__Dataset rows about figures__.
_ _ _ _ _ _ _
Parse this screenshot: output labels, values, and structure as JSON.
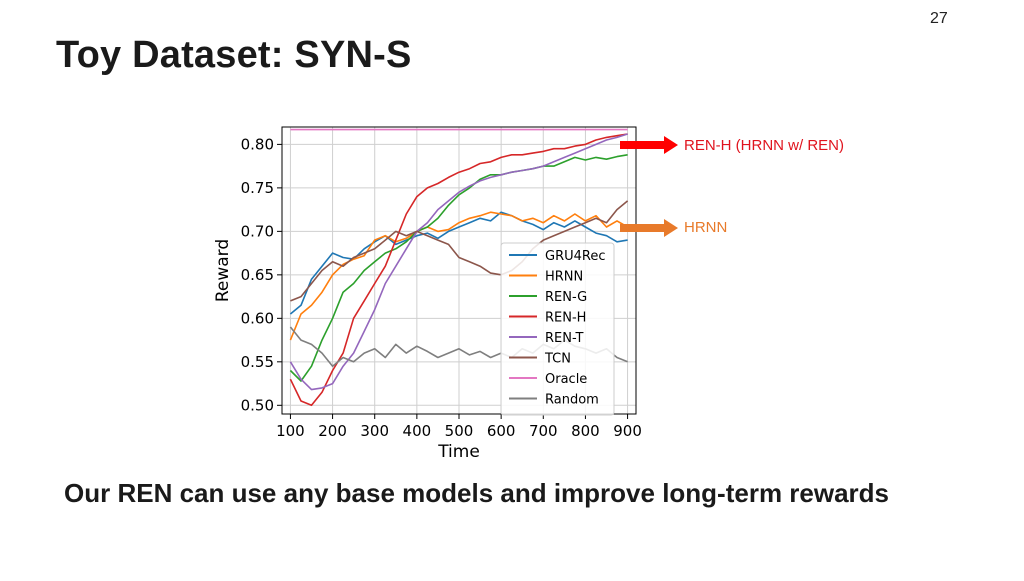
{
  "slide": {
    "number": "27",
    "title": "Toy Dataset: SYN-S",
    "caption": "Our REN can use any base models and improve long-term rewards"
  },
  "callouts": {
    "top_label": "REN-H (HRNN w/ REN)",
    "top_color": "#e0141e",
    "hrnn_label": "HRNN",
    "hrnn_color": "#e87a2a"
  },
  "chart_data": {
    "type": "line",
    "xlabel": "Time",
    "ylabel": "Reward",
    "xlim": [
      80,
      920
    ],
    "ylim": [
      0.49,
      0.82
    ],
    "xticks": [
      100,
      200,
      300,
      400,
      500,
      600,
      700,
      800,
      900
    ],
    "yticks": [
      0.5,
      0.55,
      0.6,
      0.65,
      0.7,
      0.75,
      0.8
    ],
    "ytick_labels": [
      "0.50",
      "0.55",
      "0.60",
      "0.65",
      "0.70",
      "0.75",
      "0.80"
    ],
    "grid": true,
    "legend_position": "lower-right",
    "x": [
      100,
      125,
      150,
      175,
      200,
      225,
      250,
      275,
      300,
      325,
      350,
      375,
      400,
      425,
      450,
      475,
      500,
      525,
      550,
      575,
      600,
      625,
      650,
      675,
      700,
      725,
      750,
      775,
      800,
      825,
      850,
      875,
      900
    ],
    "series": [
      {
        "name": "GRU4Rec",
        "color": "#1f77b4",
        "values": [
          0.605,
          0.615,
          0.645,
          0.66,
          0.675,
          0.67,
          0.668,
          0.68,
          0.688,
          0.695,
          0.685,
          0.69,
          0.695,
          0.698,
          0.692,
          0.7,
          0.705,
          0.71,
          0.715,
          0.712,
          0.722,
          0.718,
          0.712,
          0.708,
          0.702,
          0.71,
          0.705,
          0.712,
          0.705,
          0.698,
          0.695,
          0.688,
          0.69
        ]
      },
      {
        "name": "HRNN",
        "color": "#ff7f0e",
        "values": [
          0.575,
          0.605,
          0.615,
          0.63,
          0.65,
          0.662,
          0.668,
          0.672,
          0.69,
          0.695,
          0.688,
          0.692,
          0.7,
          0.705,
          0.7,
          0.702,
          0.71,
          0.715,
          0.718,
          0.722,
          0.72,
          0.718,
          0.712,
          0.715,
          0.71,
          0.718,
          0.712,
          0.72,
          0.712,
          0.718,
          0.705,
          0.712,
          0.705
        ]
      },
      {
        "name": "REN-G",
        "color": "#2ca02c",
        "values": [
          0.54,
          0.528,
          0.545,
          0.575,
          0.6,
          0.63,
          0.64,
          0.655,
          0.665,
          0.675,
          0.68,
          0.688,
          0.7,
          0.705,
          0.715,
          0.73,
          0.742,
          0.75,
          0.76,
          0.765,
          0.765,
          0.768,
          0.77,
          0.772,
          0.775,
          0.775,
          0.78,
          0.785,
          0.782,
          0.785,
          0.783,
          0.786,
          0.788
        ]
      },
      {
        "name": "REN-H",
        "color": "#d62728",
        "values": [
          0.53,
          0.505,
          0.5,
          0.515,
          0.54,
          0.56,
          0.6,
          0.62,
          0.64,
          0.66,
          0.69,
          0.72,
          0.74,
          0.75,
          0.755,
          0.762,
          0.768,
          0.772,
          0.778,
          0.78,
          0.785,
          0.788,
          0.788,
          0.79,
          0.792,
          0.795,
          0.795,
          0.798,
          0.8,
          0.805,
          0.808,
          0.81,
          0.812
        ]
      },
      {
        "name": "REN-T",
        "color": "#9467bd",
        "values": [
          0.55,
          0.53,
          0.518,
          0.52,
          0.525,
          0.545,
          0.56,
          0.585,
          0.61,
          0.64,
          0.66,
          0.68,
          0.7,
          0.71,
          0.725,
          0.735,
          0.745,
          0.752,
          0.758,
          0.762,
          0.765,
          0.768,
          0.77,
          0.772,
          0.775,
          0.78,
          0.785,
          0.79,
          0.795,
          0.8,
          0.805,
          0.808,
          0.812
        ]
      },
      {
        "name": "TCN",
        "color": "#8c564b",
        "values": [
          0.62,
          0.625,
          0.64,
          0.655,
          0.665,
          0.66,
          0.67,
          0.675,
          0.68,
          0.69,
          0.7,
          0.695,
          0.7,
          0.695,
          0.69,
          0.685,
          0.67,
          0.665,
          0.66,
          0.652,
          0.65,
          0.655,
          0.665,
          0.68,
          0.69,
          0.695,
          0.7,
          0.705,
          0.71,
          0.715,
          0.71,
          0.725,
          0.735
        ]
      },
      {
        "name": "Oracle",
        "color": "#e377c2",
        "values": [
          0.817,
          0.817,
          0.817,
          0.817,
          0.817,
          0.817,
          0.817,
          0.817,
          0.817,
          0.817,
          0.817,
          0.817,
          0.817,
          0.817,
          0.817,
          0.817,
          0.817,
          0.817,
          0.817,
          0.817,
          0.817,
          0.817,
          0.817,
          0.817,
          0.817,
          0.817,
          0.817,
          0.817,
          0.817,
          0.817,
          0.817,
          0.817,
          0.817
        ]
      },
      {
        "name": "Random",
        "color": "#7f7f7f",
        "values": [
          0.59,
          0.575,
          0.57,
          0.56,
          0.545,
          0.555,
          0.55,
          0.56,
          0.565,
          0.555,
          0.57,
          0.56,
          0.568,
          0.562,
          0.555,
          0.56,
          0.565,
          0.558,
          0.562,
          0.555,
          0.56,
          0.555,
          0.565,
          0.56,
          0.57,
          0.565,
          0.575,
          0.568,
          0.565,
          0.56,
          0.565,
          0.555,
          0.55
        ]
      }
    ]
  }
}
_ _ _ _ _ _ _
__What you should do__. Except for the pictures, print the data above exactly.

__Full solution__.
Parse this screenshot: output labels, values, and structure as JSON.
{
  "slide": {
    "number": "27",
    "title": "Toy Dataset: SYN-S",
    "caption": "Our REN can use any base models and improve long-term rewards"
  },
  "callouts": {
    "top_label": "REN-H (HRNN w/ REN)",
    "top_color": "#e0141e",
    "hrnn_label": "HRNN",
    "hrnn_color": "#e87a2a"
  },
  "chart_data": {
    "type": "line",
    "xlabel": "Time",
    "ylabel": "Reward",
    "xlim": [
      80,
      920
    ],
    "ylim": [
      0.49,
      0.82
    ],
    "xticks": [
      100,
      200,
      300,
      400,
      500,
      600,
      700,
      800,
      900
    ],
    "yticks": [
      0.5,
      0.55,
      0.6,
      0.65,
      0.7,
      0.75,
      0.8
    ],
    "ytick_labels": [
      "0.50",
      "0.55",
      "0.60",
      "0.65",
      "0.70",
      "0.75",
      "0.80"
    ],
    "grid": true,
    "legend_position": "lower-right",
    "x": [
      100,
      125,
      150,
      175,
      200,
      225,
      250,
      275,
      300,
      325,
      350,
      375,
      400,
      425,
      450,
      475,
      500,
      525,
      550,
      575,
      600,
      625,
      650,
      675,
      700,
      725,
      750,
      775,
      800,
      825,
      850,
      875,
      900
    ],
    "series": [
      {
        "name": "GRU4Rec",
        "color": "#1f77b4",
        "values": [
          0.605,
          0.615,
          0.645,
          0.66,
          0.675,
          0.67,
          0.668,
          0.68,
          0.688,
          0.695,
          0.685,
          0.69,
          0.695,
          0.698,
          0.692,
          0.7,
          0.705,
          0.71,
          0.715,
          0.712,
          0.722,
          0.718,
          0.712,
          0.708,
          0.702,
          0.71,
          0.705,
          0.712,
          0.705,
          0.698,
          0.695,
          0.688,
          0.69
        ]
      },
      {
        "name": "HRNN",
        "color": "#ff7f0e",
        "values": [
          0.575,
          0.605,
          0.615,
          0.63,
          0.65,
          0.662,
          0.668,
          0.672,
          0.69,
          0.695,
          0.688,
          0.692,
          0.7,
          0.705,
          0.7,
          0.702,
          0.71,
          0.715,
          0.718,
          0.722,
          0.72,
          0.718,
          0.712,
          0.715,
          0.71,
          0.718,
          0.712,
          0.72,
          0.712,
          0.718,
          0.705,
          0.712,
          0.705
        ]
      },
      {
        "name": "REN-G",
        "color": "#2ca02c",
        "values": [
          0.54,
          0.528,
          0.545,
          0.575,
          0.6,
          0.63,
          0.64,
          0.655,
          0.665,
          0.675,
          0.68,
          0.688,
          0.7,
          0.705,
          0.715,
          0.73,
          0.742,
          0.75,
          0.76,
          0.765,
          0.765,
          0.768,
          0.77,
          0.772,
          0.775,
          0.775,
          0.78,
          0.785,
          0.782,
          0.785,
          0.783,
          0.786,
          0.788
        ]
      },
      {
        "name": "REN-H",
        "color": "#d62728",
        "values": [
          0.53,
          0.505,
          0.5,
          0.515,
          0.54,
          0.56,
          0.6,
          0.62,
          0.64,
          0.66,
          0.69,
          0.72,
          0.74,
          0.75,
          0.755,
          0.762,
          0.768,
          0.772,
          0.778,
          0.78,
          0.785,
          0.788,
          0.788,
          0.79,
          0.792,
          0.795,
          0.795,
          0.798,
          0.8,
          0.805,
          0.808,
          0.81,
          0.812
        ]
      },
      {
        "name": "REN-T",
        "color": "#9467bd",
        "values": [
          0.55,
          0.53,
          0.518,
          0.52,
          0.525,
          0.545,
          0.56,
          0.585,
          0.61,
          0.64,
          0.66,
          0.68,
          0.7,
          0.71,
          0.725,
          0.735,
          0.745,
          0.752,
          0.758,
          0.762,
          0.765,
          0.768,
          0.77,
          0.772,
          0.775,
          0.78,
          0.785,
          0.79,
          0.795,
          0.8,
          0.805,
          0.808,
          0.812
        ]
      },
      {
        "name": "TCN",
        "color": "#8c564b",
        "values": [
          0.62,
          0.625,
          0.64,
          0.655,
          0.665,
          0.66,
          0.67,
          0.675,
          0.68,
          0.69,
          0.7,
          0.695,
          0.7,
          0.695,
          0.69,
          0.685,
          0.67,
          0.665,
          0.66,
          0.652,
          0.65,
          0.655,
          0.665,
          0.68,
          0.69,
          0.695,
          0.7,
          0.705,
          0.71,
          0.715,
          0.71,
          0.725,
          0.735
        ]
      },
      {
        "name": "Oracle",
        "color": "#e377c2",
        "values": [
          0.817,
          0.817,
          0.817,
          0.817,
          0.817,
          0.817,
          0.817,
          0.817,
          0.817,
          0.817,
          0.817,
          0.817,
          0.817,
          0.817,
          0.817,
          0.817,
          0.817,
          0.817,
          0.817,
          0.817,
          0.817,
          0.817,
          0.817,
          0.817,
          0.817,
          0.817,
          0.817,
          0.817,
          0.817,
          0.817,
          0.817,
          0.817,
          0.817
        ]
      },
      {
        "name": "Random",
        "color": "#7f7f7f",
        "values": [
          0.59,
          0.575,
          0.57,
          0.56,
          0.545,
          0.555,
          0.55,
          0.56,
          0.565,
          0.555,
          0.57,
          0.56,
          0.568,
          0.562,
          0.555,
          0.56,
          0.565,
          0.558,
          0.562,
          0.555,
          0.56,
          0.555,
          0.565,
          0.56,
          0.57,
          0.565,
          0.575,
          0.568,
          0.565,
          0.56,
          0.565,
          0.555,
          0.55
        ]
      }
    ]
  }
}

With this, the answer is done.